* _Aim_: Below is a set of records. Repeat all of them exactly.

**********

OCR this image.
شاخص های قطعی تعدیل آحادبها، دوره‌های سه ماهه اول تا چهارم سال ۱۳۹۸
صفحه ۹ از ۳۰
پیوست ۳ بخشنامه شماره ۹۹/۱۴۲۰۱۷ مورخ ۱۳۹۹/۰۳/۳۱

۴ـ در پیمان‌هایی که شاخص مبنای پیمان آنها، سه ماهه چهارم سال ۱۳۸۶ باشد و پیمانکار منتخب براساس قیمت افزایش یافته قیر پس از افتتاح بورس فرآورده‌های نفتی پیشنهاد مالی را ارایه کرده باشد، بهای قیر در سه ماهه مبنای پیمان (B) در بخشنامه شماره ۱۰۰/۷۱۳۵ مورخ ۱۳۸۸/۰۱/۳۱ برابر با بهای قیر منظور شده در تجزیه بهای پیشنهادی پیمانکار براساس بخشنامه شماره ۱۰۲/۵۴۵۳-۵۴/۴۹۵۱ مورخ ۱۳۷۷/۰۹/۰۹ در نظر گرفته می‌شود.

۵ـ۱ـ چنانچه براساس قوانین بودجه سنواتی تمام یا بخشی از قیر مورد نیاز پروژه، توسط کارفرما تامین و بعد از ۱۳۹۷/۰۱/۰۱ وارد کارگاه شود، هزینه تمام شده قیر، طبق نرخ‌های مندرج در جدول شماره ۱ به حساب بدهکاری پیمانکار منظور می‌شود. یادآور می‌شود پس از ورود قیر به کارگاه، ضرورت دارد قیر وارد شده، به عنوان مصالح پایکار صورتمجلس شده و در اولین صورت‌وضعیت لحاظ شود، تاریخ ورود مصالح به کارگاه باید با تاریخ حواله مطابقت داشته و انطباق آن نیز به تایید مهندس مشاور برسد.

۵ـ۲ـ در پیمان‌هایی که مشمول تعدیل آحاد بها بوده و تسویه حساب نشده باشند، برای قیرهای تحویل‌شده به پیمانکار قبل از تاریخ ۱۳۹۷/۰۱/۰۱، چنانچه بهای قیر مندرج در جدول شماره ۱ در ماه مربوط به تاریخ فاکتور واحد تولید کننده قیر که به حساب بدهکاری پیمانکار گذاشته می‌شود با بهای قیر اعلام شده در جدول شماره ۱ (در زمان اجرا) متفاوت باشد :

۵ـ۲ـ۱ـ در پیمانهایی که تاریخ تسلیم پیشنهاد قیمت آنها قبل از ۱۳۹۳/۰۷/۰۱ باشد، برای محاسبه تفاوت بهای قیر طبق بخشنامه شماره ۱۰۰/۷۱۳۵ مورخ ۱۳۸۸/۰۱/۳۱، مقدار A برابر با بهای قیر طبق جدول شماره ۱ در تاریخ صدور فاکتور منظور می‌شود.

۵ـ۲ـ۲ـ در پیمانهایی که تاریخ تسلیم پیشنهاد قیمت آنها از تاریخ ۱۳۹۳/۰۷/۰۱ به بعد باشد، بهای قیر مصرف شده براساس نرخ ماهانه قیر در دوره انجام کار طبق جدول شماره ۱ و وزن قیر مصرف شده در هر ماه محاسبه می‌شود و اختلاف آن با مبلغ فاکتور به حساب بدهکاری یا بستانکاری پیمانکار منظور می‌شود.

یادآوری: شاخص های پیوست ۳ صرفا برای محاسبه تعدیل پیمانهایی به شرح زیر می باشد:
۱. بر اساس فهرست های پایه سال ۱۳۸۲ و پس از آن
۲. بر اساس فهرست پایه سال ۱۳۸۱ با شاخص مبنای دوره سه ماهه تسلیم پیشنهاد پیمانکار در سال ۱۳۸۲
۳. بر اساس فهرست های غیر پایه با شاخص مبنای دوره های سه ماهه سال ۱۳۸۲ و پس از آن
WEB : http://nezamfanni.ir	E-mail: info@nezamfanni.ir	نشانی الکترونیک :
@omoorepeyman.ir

**********

* _Solution below_:
OCR this image.
شاخص های قطعی تعدیل آحادبها، دوره‌های سه ماهه اول تا چهارم سال ۱۳۹۸
صفحه ۹ از ۳۰
پیوست ۳ بخشنامه شماره ۹۹/۱۴۲۰۱۷ مورخ ۱۳۹۹/۰۳/۳۱

۴ـ در پیمان‌هایی که شاخص مبنای پیمان آنها، سه ماهه چهارم سال ۱۳۸۶ باشد و پیمانکار منتخب براساس قیمت افزایش یافته قیر پس از افتتاح بورس فرآورده‌های نفتی پیشنهاد مالی را ارایه کرده باشد، بهای قیر در سه ماهه مبنای پیمان (B) در بخشنامه شماره ۱۰۰/۷۱۳۵ مورخ ۱۳۸۸/۰۱/۳۱ برابر با بهای قیر منظور شده در تجزیه بهای پیشنهادی پیمانکار براساس بخشنامه شماره ۱۰۲/۵۴۵۳-۵۴/۴۹۵۱ مورخ ۱۳۷۷/۰۹/۰۹ در نظر گرفته می‌شود.

۵ـ۱ـ چنانچه براساس قوانین بودجه سنواتی تمام یا بخشی از قیر مورد نیاز پروژه، توسط کارفرما تامین و بعد از ۱۳۹۷/۰۱/۰۱ وارد کارگاه شود، هزینه تمام شده قیر، طبق نرخ‌های مندرج در جدول شماره ۱ به حساب بدهکاری پیمانکار منظور می‌شود. یادآور می‌شود پس از ورود قیر به کارگاه، ضرورت دارد قیر وارد شده، به عنوان مصالح پایکار صورتمجلس شده و در اولین صورت‌وضعیت لحاظ شود، تاریخ ورود مصالح به کارگاه باید با تاریخ حواله مطابقت داشته و انطباق آن نیز به تایید مهندس مشاور برسد.

۵ـ۲ـ در پیمان‌هایی که مشمول تعدیل آحاد بها بوده و تسویه حساب نشده باشند، برای قیرهای تحویل‌شده به پیمانکار قبل از تاریخ ۱۳۹۷/۰۱/۰۱، چنانچه بهای قیر مندرج در جدول شماره ۱ در ماه مربوط به تاریخ فاکتور واحد تولید کننده قیر که به حساب بدهکاری پیمانکار گذاشته می‌شود با بهای قیر اعلام شده در جدول شماره ۱ (در زمان اجرا) متفاوت باشد :

۵ـ۲ـ۱ـ در پیمانهایی که تاریخ تسلیم پیشنهاد قیمت آنها قبل از ۱۳۹۳/۰۷/۰۱ باشد، برای محاسبه تفاوت بهای قیر طبق بخشنامه شماره ۱۰۰/۷۱۳۵ مورخ ۱۳۸۸/۰۱/۳۱، مقدار A برابر با بهای قیر طبق جدول شماره ۱ در تاریخ صدور فاکتور منظور می‌شود.

۵ـ۲ـ۲ـ در پیمانهایی که تاریخ تسلیم پیشنهاد قیمت آنها از تاریخ ۱۳۹۳/۰۷/۰۱ به بعد باشد، بهای قیر مصرف شده براساس نرخ ماهانه قیر در دوره انجام کار طبق جدول شماره ۱ و وزن قیر مصرف شده در هر ماه محاسبه می‌شود و اختلاف آن با مبلغ فاکتور به حساب بدهکاری یا بستانکاری پیمانکار منظور می‌شود.

یادآوری: شاخص های پیوست ۳ صرفا برای محاسبه تعدیل پیمانهایی به شرح زیر می باشد:
۱. بر اساس فهرست های پایه سال ۱۳۸۲ و پس از آن
۲. بر اساس فهرست پایه سال ۱۳۸۱ با شاخص مبنای دوره سه ماهه تسلیم پیشنهاد پیمانکار در سال ۱۳۸۲
۳. بر اساس فهرست های غیر پایه با شاخص مبنای دوره های سه ماهه سال ۱۳۸۲ و پس از آن
WEB : http://nezamfanni.ir	E-mail: info@nezamfanni.ir	نشانی الکترونیک :
@omoorepeyman.ir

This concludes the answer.